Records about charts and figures
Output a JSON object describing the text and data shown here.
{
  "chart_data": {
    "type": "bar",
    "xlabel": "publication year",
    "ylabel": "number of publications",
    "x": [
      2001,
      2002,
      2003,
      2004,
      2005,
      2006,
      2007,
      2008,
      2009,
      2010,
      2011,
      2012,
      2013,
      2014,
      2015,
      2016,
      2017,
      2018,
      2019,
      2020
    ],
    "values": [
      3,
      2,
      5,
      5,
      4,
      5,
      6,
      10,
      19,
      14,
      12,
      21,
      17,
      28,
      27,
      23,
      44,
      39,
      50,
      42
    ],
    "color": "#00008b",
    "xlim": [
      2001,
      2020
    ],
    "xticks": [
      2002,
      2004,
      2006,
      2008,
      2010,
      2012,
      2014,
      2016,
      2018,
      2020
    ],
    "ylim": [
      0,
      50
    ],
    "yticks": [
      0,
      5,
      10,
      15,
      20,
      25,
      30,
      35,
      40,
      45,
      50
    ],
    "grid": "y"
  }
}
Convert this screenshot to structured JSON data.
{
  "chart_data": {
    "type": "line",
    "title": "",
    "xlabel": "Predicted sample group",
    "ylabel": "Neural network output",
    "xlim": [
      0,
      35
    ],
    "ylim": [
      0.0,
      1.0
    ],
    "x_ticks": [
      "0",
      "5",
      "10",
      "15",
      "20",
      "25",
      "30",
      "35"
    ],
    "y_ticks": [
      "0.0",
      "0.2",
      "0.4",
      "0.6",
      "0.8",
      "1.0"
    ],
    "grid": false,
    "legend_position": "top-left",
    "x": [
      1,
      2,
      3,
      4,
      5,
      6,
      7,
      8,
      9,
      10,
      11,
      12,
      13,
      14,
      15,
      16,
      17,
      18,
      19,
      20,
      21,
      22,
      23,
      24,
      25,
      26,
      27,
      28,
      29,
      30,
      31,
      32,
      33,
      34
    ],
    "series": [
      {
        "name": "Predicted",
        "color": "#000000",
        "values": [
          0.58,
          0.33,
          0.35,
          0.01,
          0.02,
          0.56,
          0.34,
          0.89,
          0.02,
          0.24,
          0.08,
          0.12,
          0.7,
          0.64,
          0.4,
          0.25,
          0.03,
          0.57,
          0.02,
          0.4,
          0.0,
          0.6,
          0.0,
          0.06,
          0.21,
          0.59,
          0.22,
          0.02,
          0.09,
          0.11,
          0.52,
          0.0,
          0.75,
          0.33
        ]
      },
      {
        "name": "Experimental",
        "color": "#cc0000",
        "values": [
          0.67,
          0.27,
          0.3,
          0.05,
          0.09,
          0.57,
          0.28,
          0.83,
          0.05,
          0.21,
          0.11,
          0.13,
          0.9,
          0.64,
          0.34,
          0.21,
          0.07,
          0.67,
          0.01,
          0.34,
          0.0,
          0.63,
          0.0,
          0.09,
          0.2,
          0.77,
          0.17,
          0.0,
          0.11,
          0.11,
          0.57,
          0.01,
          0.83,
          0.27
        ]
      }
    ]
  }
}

* [Your task]: Repeat back the data above, exact to the last character.

* [Reply]:
Output a JSON object describing the text and data shown here.
{
  "chart_data": {
    "type": "bar",
    "xlabel": "publication year",
    "ylabel": "number of publications",
    "x": [
      2001,
      2002,
      2003,
      2004,
      2005,
      2006,
      2007,
      2008,
      2009,
      2010,
      2011,
      2012,
      2013,
      2014,
      2015,
      2016,
      2017,
      2018,
      2019,
      2020
    ],
    "values": [
      3,
      2,
      5,
      5,
      4,
      5,
      6,
      10,
      19,
      14,
      12,
      21,
      17,
      28,
      27,
      23,
      44,
      39,
      50,
      42
    ],
    "color": "#00008b",
    "xlim": [
      2001,
      2020
    ],
    "xticks": [
      2002,
      2004,
      2006,
      2008,
      2010,
      2012,
      2014,
      2016,
      2018,
      2020
    ],
    "ylim": [
      0,
      50
    ],
    "yticks": [
      0,
      5,
      10,
      15,
      20,
      25,
      30,
      35,
      40,
      45,
      50
    ],
    "grid": "y"
  }
}
Convert this screenshot to structured JSON data.
{
  "chart_data": {
    "type": "line",
    "title": "",
    "xlabel": "Predicted sample group",
    "ylabel": "Neural network output",
    "xlim": [
      0,
      35
    ],
    "ylim": [
      0.0,
      1.0
    ],
    "x_ticks": [
      "0",
      "5",
      "10",
      "15",
      "20",
      "25",
      "30",
      "35"
    ],
    "y_ticks": [
      "0.0",
      "0.2",
      "0.4",
      "0.6",
      "0.8",
      "1.0"
    ],
    "grid": false,
    "legend_position": "top-left",
    "x": [
      1,
      2,
      3,
      4,
      5,
      6,
      7,
      8,
      9,
      10,
      11,
      12,
      13,
      14,
      15,
      16,
      17,
      18,
      19,
      20,
      21,
      22,
      23,
      24,
      25,
      26,
      27,
      28,
      29,
      30,
      31,
      32,
      33,
      34
    ],
    "series": [
      {
        "name": "Predicted",
        "color": "#000000",
        "values": [
          0.58,
          0.33,
          0.35,
          0.01,
          0.02,
          0.56,
          0.34,
          0.89,
          0.02,
          0.24,
          0.08,
          0.12,
          0.7,
          0.64,
          0.4,
          0.25,
          0.03,
          0.57,
          0.02,
          0.4,
          0.0,
          0.6,
          0.0,
          0.06,
          0.21,
          0.59,
          0.22,
          0.02,
          0.09,
          0.11,
          0.52,
          0.0,
          0.75,
          0.33
        ]
      },
      {
        "name": "Experimental",
        "color": "#cc0000",
        "values": [
          0.67,
          0.27,
          0.3,
          0.05,
          0.09,
          0.57,
          0.28,
          0.83,
          0.05,
          0.21,
          0.11,
          0.13,
          0.9,
          0.64,
          0.34,
          0.21,
          0.07,
          0.67,
          0.01,
          0.34,
          0.0,
          0.63,
          0.0,
          0.09,
          0.2,
          0.77,
          0.17,
          0.0,
          0.11,
          0.11,
          0.57,
          0.01,
          0.83,
          0.27
        ]
      }
    ]
  }
}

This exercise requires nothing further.